Goal:
Only the number is needed: how many lines of the records include "text"?
──────────
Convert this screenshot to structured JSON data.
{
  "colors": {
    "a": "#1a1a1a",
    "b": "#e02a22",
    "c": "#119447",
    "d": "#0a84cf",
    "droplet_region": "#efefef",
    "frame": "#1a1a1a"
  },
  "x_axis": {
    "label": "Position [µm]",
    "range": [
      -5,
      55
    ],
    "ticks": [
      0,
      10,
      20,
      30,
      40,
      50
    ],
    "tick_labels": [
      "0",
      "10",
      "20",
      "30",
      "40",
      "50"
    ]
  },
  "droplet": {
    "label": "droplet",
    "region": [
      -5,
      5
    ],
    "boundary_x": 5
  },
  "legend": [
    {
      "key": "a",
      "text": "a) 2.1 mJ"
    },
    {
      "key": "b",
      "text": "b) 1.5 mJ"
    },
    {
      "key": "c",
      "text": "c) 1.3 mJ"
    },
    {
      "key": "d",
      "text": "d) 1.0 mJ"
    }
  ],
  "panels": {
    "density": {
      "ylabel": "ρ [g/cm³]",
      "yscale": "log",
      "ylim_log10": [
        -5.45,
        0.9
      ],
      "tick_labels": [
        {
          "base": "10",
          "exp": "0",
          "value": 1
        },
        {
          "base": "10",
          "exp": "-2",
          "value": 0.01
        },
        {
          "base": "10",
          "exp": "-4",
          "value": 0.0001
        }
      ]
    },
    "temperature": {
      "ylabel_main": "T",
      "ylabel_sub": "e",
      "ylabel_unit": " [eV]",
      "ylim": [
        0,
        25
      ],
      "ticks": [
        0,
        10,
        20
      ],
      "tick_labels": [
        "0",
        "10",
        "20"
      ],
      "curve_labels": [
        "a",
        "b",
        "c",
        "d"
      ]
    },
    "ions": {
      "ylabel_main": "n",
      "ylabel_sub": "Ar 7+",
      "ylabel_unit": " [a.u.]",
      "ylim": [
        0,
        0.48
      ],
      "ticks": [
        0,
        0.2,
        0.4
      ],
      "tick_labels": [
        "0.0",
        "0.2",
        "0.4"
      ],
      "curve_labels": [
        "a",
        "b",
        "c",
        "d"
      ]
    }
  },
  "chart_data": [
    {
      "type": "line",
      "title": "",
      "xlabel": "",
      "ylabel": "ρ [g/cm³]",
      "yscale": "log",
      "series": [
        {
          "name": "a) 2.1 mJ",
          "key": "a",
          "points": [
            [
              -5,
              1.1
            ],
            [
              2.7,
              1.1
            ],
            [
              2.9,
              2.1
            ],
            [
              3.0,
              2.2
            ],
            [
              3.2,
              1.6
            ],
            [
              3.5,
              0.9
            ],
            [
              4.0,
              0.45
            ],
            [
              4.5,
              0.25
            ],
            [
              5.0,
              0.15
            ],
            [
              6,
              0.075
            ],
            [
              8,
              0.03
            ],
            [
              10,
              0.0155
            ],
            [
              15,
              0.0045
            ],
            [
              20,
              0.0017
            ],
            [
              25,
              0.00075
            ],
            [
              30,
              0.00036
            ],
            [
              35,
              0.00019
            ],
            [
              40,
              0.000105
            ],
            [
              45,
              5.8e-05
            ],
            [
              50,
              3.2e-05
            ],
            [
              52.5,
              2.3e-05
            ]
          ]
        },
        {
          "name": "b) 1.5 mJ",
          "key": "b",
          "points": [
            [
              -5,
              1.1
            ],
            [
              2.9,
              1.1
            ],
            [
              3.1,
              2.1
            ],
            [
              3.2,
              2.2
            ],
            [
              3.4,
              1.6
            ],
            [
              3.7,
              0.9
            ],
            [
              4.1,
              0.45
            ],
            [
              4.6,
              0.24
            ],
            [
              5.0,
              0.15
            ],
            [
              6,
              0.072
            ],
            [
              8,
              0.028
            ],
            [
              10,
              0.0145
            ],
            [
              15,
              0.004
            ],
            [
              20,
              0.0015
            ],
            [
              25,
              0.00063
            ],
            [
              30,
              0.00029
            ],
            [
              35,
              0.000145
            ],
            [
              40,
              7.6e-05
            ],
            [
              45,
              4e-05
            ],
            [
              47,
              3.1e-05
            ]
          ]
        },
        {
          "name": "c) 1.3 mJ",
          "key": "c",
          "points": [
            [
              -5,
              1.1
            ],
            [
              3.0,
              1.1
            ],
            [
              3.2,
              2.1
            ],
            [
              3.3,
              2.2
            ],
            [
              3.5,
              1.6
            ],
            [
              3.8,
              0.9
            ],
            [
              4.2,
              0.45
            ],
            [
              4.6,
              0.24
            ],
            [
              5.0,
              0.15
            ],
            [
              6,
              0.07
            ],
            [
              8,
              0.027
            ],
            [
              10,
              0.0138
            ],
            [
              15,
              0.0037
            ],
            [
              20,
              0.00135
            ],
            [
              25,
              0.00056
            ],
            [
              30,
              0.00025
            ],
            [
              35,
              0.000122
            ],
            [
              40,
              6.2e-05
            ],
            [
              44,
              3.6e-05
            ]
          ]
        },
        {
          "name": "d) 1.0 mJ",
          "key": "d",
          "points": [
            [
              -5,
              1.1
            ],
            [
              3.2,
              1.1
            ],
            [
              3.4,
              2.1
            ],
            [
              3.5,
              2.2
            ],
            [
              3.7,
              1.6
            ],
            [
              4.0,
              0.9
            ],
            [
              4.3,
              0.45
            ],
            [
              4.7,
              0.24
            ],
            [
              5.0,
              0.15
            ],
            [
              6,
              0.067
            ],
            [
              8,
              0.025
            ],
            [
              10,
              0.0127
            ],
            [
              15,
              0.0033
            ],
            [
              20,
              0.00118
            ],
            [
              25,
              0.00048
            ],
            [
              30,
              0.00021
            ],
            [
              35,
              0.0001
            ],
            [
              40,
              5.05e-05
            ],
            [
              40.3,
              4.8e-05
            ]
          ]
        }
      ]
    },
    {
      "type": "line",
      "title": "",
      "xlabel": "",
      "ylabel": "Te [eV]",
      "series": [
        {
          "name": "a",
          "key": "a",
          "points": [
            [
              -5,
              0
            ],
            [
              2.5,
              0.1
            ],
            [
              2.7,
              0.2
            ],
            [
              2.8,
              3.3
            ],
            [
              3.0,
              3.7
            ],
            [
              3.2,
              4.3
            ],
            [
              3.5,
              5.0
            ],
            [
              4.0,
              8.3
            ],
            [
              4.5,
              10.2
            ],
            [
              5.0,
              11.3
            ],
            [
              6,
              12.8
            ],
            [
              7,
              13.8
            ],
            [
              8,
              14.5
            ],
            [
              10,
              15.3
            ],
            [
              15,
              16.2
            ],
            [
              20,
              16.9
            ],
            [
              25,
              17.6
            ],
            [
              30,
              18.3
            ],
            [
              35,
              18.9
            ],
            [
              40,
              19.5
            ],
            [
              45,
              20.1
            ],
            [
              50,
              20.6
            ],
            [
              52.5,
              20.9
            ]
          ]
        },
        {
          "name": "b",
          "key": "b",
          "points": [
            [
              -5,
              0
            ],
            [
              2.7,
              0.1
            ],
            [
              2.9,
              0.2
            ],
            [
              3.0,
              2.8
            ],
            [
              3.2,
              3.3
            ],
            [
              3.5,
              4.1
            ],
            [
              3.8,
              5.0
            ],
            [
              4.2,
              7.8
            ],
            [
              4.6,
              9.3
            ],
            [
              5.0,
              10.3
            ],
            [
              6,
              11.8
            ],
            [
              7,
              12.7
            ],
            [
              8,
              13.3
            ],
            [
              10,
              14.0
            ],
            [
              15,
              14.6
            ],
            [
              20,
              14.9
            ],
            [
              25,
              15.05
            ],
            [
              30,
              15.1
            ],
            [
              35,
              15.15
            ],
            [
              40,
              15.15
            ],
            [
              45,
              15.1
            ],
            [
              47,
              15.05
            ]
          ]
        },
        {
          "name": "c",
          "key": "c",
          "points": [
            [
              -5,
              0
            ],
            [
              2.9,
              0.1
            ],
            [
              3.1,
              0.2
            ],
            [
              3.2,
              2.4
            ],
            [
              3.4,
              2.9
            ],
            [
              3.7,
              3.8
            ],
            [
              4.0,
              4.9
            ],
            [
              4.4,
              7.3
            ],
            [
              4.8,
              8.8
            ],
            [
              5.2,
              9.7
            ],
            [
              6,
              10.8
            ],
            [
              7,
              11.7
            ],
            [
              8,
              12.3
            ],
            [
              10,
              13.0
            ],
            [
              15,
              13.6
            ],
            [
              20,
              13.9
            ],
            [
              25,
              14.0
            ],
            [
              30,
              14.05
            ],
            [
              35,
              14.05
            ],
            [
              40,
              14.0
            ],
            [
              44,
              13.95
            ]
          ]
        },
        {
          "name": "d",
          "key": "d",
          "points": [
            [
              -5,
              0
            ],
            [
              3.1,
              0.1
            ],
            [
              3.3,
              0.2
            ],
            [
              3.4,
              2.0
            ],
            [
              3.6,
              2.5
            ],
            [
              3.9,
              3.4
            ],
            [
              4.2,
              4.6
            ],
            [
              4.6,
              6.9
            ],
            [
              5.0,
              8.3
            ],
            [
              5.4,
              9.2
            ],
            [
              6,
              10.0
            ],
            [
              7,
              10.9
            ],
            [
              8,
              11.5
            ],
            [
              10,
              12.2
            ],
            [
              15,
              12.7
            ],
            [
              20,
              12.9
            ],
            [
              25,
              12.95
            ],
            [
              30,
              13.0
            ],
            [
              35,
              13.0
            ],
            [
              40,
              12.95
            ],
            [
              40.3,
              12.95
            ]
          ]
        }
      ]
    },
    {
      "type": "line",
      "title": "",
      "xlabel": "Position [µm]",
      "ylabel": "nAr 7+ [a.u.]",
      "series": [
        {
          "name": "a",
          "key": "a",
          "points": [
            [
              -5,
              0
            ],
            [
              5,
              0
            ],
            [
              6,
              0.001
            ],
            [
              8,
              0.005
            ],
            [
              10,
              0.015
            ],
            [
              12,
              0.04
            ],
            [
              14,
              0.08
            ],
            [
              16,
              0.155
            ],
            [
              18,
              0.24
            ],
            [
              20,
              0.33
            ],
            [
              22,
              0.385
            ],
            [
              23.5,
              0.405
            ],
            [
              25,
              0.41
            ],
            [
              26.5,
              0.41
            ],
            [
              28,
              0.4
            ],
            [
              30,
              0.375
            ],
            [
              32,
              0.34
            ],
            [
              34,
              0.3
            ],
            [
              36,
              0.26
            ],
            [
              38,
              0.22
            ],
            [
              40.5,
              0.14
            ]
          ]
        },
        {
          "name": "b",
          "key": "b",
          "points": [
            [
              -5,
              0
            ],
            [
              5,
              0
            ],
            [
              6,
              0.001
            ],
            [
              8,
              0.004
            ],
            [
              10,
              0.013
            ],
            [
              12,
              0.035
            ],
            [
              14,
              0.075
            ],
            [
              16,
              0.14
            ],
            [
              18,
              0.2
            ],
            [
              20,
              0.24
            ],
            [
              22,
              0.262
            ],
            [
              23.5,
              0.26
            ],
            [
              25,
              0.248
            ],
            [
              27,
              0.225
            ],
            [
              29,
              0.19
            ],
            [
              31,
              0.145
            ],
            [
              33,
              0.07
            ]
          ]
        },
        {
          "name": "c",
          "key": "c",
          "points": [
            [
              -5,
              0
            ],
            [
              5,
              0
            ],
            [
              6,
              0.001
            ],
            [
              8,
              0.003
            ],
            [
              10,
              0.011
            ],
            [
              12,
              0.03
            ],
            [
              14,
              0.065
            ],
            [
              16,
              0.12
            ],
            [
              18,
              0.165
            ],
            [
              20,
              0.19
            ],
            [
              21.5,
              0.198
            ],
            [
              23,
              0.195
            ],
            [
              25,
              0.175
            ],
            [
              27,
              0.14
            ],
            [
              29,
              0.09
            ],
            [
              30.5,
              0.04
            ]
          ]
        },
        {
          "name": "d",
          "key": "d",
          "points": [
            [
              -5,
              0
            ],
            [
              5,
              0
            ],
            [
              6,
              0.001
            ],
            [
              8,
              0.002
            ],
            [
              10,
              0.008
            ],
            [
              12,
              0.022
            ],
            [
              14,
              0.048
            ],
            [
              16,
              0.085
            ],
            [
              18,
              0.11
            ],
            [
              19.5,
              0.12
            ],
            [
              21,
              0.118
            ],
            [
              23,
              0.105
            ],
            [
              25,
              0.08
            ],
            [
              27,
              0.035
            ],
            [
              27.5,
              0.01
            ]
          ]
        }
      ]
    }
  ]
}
──────────
Solution:
4